----- Supplied information -----

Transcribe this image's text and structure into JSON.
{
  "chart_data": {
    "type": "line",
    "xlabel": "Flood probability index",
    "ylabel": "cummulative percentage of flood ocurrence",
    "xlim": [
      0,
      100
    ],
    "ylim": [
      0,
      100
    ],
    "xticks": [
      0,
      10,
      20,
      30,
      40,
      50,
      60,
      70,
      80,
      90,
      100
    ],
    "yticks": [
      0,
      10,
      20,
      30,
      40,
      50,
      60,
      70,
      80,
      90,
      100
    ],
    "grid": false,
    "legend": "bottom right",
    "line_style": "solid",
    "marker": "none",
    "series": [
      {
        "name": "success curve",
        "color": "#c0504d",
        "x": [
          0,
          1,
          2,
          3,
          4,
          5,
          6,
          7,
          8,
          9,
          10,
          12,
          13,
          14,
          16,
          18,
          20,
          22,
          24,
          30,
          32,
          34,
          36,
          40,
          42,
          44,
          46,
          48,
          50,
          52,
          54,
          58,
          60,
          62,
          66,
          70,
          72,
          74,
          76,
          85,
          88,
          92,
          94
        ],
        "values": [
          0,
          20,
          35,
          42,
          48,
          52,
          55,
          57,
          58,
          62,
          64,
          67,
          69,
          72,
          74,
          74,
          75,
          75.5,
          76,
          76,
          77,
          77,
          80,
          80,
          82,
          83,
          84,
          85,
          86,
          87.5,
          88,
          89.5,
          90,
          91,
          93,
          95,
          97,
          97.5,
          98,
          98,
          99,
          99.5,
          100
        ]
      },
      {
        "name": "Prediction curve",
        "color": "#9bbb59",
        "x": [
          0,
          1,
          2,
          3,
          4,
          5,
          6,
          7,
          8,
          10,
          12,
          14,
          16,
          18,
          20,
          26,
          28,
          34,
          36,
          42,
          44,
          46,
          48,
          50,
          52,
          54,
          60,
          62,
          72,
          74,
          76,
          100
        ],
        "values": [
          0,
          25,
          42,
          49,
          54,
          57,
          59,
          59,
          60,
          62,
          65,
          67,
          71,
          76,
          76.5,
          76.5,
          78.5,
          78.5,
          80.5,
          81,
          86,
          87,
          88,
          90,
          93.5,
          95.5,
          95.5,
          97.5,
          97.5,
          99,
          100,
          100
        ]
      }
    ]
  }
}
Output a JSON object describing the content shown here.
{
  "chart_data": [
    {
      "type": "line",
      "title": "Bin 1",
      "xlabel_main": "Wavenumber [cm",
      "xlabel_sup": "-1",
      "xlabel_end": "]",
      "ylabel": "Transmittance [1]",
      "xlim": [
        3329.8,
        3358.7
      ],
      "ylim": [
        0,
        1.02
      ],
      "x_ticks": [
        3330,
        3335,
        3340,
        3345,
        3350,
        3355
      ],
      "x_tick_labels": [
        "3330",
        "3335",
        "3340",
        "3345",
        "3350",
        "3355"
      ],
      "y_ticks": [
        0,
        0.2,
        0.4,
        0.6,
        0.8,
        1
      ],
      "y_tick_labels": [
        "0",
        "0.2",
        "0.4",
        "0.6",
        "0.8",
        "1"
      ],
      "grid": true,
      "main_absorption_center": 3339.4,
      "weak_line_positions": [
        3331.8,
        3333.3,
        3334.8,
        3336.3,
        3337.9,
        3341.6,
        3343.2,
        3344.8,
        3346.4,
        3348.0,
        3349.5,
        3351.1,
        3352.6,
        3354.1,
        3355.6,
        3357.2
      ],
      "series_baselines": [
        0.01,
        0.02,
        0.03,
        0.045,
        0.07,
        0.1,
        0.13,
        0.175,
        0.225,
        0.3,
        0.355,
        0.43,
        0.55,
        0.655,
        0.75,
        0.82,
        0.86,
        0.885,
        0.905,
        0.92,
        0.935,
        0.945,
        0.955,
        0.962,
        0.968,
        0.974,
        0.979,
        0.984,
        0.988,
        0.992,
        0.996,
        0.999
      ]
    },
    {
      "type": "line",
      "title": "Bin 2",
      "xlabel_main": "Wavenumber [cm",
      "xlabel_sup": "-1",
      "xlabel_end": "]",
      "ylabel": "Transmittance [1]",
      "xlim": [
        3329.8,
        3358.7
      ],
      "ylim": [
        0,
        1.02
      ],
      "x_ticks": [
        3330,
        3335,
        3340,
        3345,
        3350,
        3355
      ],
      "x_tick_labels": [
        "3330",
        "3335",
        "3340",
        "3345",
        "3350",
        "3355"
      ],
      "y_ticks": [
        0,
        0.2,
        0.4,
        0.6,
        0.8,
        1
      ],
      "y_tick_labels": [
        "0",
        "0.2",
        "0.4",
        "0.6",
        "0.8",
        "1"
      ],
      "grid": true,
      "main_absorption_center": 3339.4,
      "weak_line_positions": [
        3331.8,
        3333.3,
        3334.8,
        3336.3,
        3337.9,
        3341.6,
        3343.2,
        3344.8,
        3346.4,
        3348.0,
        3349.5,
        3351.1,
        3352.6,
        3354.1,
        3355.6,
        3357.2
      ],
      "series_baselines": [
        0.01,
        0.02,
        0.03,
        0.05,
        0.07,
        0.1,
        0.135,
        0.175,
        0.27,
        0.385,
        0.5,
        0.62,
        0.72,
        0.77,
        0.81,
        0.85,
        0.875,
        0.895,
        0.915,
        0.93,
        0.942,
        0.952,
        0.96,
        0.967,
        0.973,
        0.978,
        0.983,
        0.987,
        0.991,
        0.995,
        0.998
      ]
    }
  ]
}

-----

Copy the material above, line for line.

Transcribe this image's text and structure into JSON.
{
  "chart_data": {
    "type": "line",
    "xlabel": "Flood probability index",
    "ylabel": "cummulative percentage of flood ocurrence",
    "xlim": [
      0,
      100
    ],
    "ylim": [
      0,
      100
    ],
    "xticks": [
      0,
      10,
      20,
      30,
      40,
      50,
      60,
      70,
      80,
      90,
      100
    ],
    "yticks": [
      0,
      10,
      20,
      30,
      40,
      50,
      60,
      70,
      80,
      90,
      100
    ],
    "grid": false,
    "legend": "bottom right",
    "line_style": "solid",
    "marker": "none",
    "series": [
      {
        "name": "success curve",
        "color": "#c0504d",
        "x": [
          0,
          1,
          2,
          3,
          4,
          5,
          6,
          7,
          8,
          9,
          10,
          12,
          13,
          14,
          16,
          18,
          20,
          22,
          24,
          30,
          32,
          34,
          36,
          40,
          42,
          44,
          46,
          48,
          50,
          52,
          54,
          58,
          60,
          62,
          66,
          70,
          72,
          74,
          76,
          85,
          88,
          92,
          94
        ],
        "values": [
          0,
          20,
          35,
          42,
          48,
          52,
          55,
          57,
          58,
          62,
          64,
          67,
          69,
          72,
          74,
          74,
          75,
          75.5,
          76,
          76,
          77,
          77,
          80,
          80,
          82,
          83,
          84,
          85,
          86,
          87.5,
          88,
          89.5,
          90,
          91,
          93,
          95,
          97,
          97.5,
          98,
          98,
          99,
          99.5,
          100
        ]
      },
      {
        "name": "Prediction curve",
        "color": "#9bbb59",
        "x": [
          0,
          1,
          2,
          3,
          4,
          5,
          6,
          7,
          8,
          10,
          12,
          14,
          16,
          18,
          20,
          26,
          28,
          34,
          36,
          42,
          44,
          46,
          48,
          50,
          52,
          54,
          60,
          62,
          72,
          74,
          76,
          100
        ],
        "values": [
          0,
          25,
          42,
          49,
          54,
          57,
          59,
          59,
          60,
          62,
          65,
          67,
          71,
          76,
          76.5,
          76.5,
          78.5,
          78.5,
          80.5,
          81,
          86,
          87,
          88,
          90,
          93.5,
          95.5,
          95.5,
          97.5,
          97.5,
          99,
          100,
          100
        ]
      }
    ]
  }
}
Output a JSON object describing the content shown here.
{
  "chart_data": [
    {
      "type": "line",
      "title": "Bin 1",
      "xlabel_main": "Wavenumber [cm",
      "xlabel_sup": "-1",
      "xlabel_end": "]",
      "ylabel": "Transmittance [1]",
      "xlim": [
        3329.8,
        3358.7
      ],
      "ylim": [
        0,
        1.02
      ],
      "x_ticks": [
        3330,
        3335,
        3340,
        3345,
        3350,
        3355
      ],
      "x_tick_labels": [
        "3330",
        "3335",
        "3340",
        "3345",
        "3350",
        "3355"
      ],
      "y_ticks": [
        0,
        0.2,
        0.4,
        0.6,
        0.8,
        1
      ],
      "y_tick_labels": [
        "0",
        "0.2",
        "0.4",
        "0.6",
        "0.8",
        "1"
      ],
      "grid": true,
      "main_absorption_center": 3339.4,
      "weak_line_positions": [
        3331.8,
        3333.3,
        3334.8,
        3336.3,
        3337.9,
        3341.6,
        3343.2,
        3344.8,
        3346.4,
        3348.0,
        3349.5,
        3351.1,
        3352.6,
        3354.1,
        3355.6,
        3357.2
      ],
      "series_baselines": [
        0.01,
        0.02,
        0.03,
        0.045,
        0.07,
        0.1,
        0.13,
        0.175,
        0.225,
        0.3,
        0.355,
        0.43,
        0.55,
        0.655,
        0.75,
        0.82,
        0.86,
        0.885,
        0.905,
        0.92,
        0.935,
        0.945,
        0.955,
        0.962,
        0.968,
        0.974,
        0.979,
        0.984,
        0.988,
        0.992,
        0.996,
        0.999
      ]
    },
    {
      "type": "line",
      "title": "Bin 2",
      "xlabel_main": "Wavenumber [cm",
      "xlabel_sup": "-1",
      "xlabel_end": "]",
      "ylabel": "Transmittance [1]",
      "xlim": [
        3329.8,
        3358.7
      ],
      "ylim": [
        0,
        1.02
      ],
      "x_ticks": [
        3330,
        3335,
        3340,
        3345,
        3350,
        3355
      ],
      "x_tick_labels": [
        "3330",
        "3335",
        "3340",
        "3345",
        "3350",
        "3355"
      ],
      "y_ticks": [
        0,
        0.2,
        0.4,
        0.6,
        0.8,
        1
      ],
      "y_tick_labels": [
        "0",
        "0.2",
        "0.4",
        "0.6",
        "0.8",
        "1"
      ],
      "grid": true,
      "main_absorption_center": 3339.4,
      "weak_line_positions": [
        3331.8,
        3333.3,
        3334.8,
        3336.3,
        3337.9,
        3341.6,
        3343.2,
        3344.8,
        3346.4,
        3348.0,
        3349.5,
        3351.1,
        3352.6,
        3354.1,
        3355.6,
        3357.2
      ],
      "series_baselines": [
        0.01,
        0.02,
        0.03,
        0.05,
        0.07,
        0.1,
        0.135,
        0.175,
        0.27,
        0.385,
        0.5,
        0.62,
        0.72,
        0.77,
        0.81,
        0.85,
        0.875,
        0.895,
        0.915,
        0.93,
        0.942,
        0.952,
        0.96,
        0.967,
        0.973,
        0.978,
        0.983,
        0.987,
        0.991,
        0.995,
        0.998
      ]
    }
  ]
}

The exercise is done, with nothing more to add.